* _Requirements_
Copy every line of the records below word for word, leaving out the pictures.

* _Data for this exercise_
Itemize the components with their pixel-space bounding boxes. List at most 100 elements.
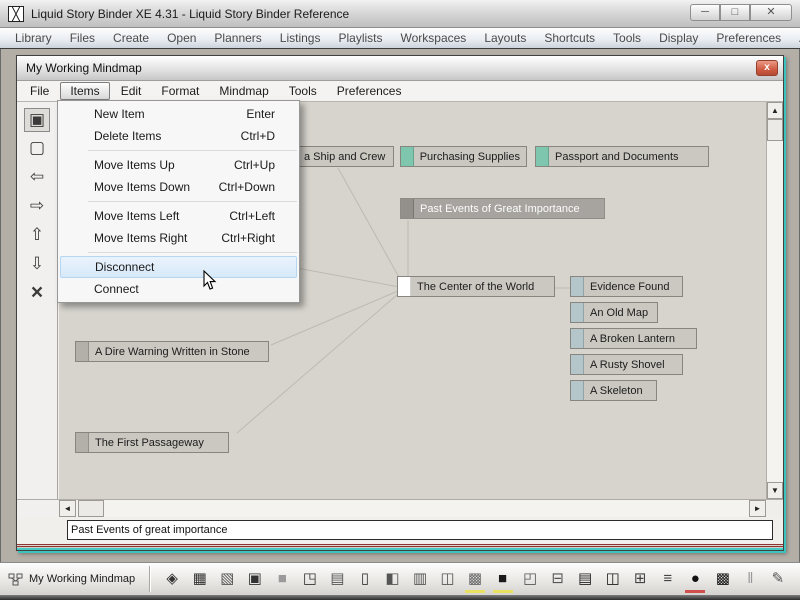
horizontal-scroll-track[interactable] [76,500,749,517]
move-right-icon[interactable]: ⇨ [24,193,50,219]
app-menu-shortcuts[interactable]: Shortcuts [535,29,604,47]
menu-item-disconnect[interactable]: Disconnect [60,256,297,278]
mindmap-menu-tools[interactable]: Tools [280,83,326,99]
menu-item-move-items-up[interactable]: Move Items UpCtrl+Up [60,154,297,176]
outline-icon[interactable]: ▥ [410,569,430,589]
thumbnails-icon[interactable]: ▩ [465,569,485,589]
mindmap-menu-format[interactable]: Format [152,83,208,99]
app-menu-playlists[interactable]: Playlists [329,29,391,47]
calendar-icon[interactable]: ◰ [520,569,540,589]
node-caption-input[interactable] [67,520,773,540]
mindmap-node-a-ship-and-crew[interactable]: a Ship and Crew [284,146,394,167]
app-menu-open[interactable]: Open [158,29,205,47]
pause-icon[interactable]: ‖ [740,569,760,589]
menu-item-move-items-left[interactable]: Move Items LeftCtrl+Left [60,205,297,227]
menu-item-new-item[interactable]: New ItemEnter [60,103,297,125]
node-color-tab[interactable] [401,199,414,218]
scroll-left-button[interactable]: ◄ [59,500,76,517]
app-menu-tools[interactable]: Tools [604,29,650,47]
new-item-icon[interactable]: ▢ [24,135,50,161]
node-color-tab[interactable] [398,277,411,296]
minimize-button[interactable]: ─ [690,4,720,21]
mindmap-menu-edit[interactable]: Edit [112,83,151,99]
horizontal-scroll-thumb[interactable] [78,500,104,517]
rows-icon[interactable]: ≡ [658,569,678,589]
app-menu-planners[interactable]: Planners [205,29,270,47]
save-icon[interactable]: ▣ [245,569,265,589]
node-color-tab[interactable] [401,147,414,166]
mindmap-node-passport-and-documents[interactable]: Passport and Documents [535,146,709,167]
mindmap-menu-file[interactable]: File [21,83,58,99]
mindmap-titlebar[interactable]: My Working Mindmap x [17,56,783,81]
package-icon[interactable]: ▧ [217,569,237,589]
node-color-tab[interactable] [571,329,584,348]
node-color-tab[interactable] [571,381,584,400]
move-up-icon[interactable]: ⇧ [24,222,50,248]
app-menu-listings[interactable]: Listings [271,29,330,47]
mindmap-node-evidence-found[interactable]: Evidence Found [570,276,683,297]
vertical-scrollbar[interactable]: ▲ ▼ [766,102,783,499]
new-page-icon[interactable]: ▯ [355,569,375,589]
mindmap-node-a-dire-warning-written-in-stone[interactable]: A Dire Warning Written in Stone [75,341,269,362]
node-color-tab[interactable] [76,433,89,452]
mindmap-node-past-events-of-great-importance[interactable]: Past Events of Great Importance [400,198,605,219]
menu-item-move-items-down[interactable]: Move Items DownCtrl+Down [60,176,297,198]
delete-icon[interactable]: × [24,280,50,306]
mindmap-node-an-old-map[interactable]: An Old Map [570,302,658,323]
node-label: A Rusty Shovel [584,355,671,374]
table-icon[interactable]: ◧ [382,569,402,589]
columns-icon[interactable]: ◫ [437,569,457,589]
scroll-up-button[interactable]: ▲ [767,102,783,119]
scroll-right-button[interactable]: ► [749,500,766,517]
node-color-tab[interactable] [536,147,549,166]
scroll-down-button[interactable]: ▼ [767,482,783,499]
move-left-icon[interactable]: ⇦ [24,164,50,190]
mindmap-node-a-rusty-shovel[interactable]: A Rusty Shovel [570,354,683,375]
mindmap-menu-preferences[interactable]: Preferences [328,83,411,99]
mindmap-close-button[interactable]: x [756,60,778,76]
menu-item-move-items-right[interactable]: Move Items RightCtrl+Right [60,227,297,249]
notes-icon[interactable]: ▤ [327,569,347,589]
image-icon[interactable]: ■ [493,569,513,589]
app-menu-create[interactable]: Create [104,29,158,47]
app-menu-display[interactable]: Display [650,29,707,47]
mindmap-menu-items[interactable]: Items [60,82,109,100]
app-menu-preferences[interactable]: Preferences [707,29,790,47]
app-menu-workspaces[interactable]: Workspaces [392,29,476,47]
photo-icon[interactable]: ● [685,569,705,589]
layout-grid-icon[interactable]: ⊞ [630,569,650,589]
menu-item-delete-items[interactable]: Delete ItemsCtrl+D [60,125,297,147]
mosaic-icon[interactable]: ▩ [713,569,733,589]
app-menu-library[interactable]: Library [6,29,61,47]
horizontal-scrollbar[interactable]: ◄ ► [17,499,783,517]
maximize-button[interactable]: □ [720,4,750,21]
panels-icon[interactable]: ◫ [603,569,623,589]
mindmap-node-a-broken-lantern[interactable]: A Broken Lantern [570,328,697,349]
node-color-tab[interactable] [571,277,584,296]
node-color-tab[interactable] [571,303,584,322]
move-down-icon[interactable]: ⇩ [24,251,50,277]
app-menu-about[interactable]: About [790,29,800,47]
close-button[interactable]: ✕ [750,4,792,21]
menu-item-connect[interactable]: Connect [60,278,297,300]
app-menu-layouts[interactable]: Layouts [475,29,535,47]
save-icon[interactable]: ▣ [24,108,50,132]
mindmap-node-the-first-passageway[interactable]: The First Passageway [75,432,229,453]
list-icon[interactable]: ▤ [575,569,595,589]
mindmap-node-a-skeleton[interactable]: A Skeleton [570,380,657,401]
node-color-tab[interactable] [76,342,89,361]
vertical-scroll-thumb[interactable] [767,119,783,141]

* _Response to the exercise_
Itemize the components with their pixel-space bounding boxes. List at most 100 elements.
horizontal-scroll-track[interactable] [76,500,749,517]
move-right-icon[interactable]: ⇨ [24,193,50,219]
app-menu-shortcuts[interactable]: Shortcuts [535,29,604,47]
menu-item-disconnect[interactable]: Disconnect [60,256,297,278]
mindmap-menu-tools[interactable]: Tools [280,83,326,99]
menu-item-move-items-up[interactable]: Move Items UpCtrl+Up [60,154,297,176]
outline-icon[interactable]: ▥ [410,569,430,589]
thumbnails-icon[interactable]: ▩ [465,569,485,589]
mindmap-menu-format[interactable]: Format [152,83,208,99]
app-menu-playlists[interactable]: Playlists [329,29,391,47]
calendar-icon[interactable]: ◰ [520,569,540,589]
node-caption-input[interactable] [67,520,773,540]
mindmap-node-a-ship-and-crew[interactable]: a Ship and Crew [284,146,394,167]
app-menu-open[interactable]: Open [158,29,205,47]
pause-icon[interactable]: ‖ [740,569,760,589]
menu-item-move-items-left[interactable]: Move Items LeftCtrl+Left [60,205,297,227]
menu-item-new-item[interactable]: New ItemEnter [60,103,297,125]
node-color-tab[interactable] [401,199,414,218]
scroll-left-button[interactable]: ◄ [59,500,76,517]
app-menu-tools[interactable]: Tools [604,29,650,47]
new-item-icon[interactable]: ▢ [24,135,50,161]
node-color-tab[interactable] [398,277,411,296]
minimize-button[interactable]: ─ [690,4,720,21]
mindmap-menu-edit[interactable]: Edit [112,83,151,99]
horizontal-scroll-thumb[interactable] [78,500,104,517]
rows-icon[interactable]: ≡ [658,569,678,589]
app-menu-planners[interactable]: Planners [205,29,270,47]
save-icon[interactable]: ▣ [245,569,265,589]
node-color-tab[interactable] [401,147,414,166]
mindmap-node-passport-and-documents[interactable]: Passport and Documents [535,146,709,167]
mindmap-menu-file[interactable]: File [21,83,58,99]
mindmap-titlebar[interactable]: My Working Mindmap x [17,56,783,81]
package-icon[interactable]: ▧ [217,569,237,589]
node-color-tab[interactable] [571,329,584,348]
node-color-tab[interactable] [571,381,584,400]
move-up-icon[interactable]: ⇧ [24,222,50,248]
app-menu-listings[interactable]: Listings [271,29,330,47]
mindmap-node-evidence-found[interactable]: Evidence Found [570,276,683,297]
vertical-scrollbar[interactable]: ▲ ▼ [766,102,783,499]
new-page-icon[interactable]: ▯ [355,569,375,589]
mindmap-node-a-dire-warning-written-in-stone[interactable]: A Dire Warning Written in Stone [75,341,269,362]
node-color-tab[interactable] [76,433,89,452]
mindmap-node-past-events-of-great-importance[interactable]: Past Events of Great Importance [400,198,605,219]
menu-item-move-items-down[interactable]: Move Items DownCtrl+Down [60,176,297,198]
delete-icon[interactable]: × [24,280,50,306]
mindmap-node-an-old-map[interactable]: An Old Map [570,302,658,323]
node-label: A Rusty Shovel [584,355,671,374]
table-icon[interactable]: ◧ [382,569,402,589]
columns-icon[interactable]: ◫ [437,569,457,589]
scroll-up-button[interactable]: ▲ [767,102,783,119]
scroll-right-button[interactable]: ► [749,500,766,517]
node-color-tab[interactable] [536,147,549,166]
scroll-down-button[interactable]: ▼ [767,482,783,499]
move-left-icon[interactable]: ⇦ [24,164,50,190]
mindmap-node-a-rusty-shovel[interactable]: A Rusty Shovel [570,354,683,375]
mindmap-menu-preferences[interactable]: Preferences [328,83,411,99]
mindmap-close-button[interactable]: x [756,60,778,76]
menu-item-move-items-right[interactable]: Move Items RightCtrl+Right [60,227,297,249]
notes-icon[interactable]: ▤ [327,569,347,589]
image-icon[interactable]: ■ [493,569,513,589]
app-menu-create[interactable]: Create [104,29,158,47]
app-menu-display[interactable]: Display [650,29,707,47]
mindmap-menu-items[interactable]: Items [60,82,109,100]
app-menu-preferences[interactable]: Preferences [707,29,790,47]
app-menu-workspaces[interactable]: Workspaces [392,29,476,47]
photo-icon[interactable]: ● [685,569,705,589]
layout-grid-icon[interactable]: ⊞ [630,569,650,589]
menu-item-delete-items[interactable]: Delete ItemsCtrl+D [60,125,297,147]
mosaic-icon[interactable]: ▩ [713,569,733,589]
app-menu-library[interactable]: Library [6,29,61,47]
horizontal-scrollbar[interactable]: ◄ ► [17,499,783,517]
maximize-button[interactable]: □ [720,4,750,21]
panels-icon[interactable]: ◫ [603,569,623,589]
mindmap-node-a-broken-lantern[interactable]: A Broken Lantern [570,328,697,349]
node-color-tab[interactable] [571,277,584,296]
node-color-tab[interactable] [571,303,584,322]
move-down-icon[interactable]: ⇩ [24,251,50,277]
app-menu-about[interactable]: About [790,29,800,47]
close-button[interactable]: ✕ [750,4,792,21]
menu-item-connect[interactable]: Connect [60,278,297,300]
app-menu-layouts[interactable]: Layouts [475,29,535,47]
save-icon[interactable]: ▣ [24,108,50,132]
mindmap-node-the-first-passageway[interactable]: The First Passageway [75,432,229,453]
list-icon[interactable]: ▤ [575,569,595,589]
mindmap-node-a-skeleton[interactable]: A Skeleton [570,380,657,401]
node-color-tab[interactable] [76,342,89,361]
vertical-scroll-thumb[interactable] [767,119,783,141]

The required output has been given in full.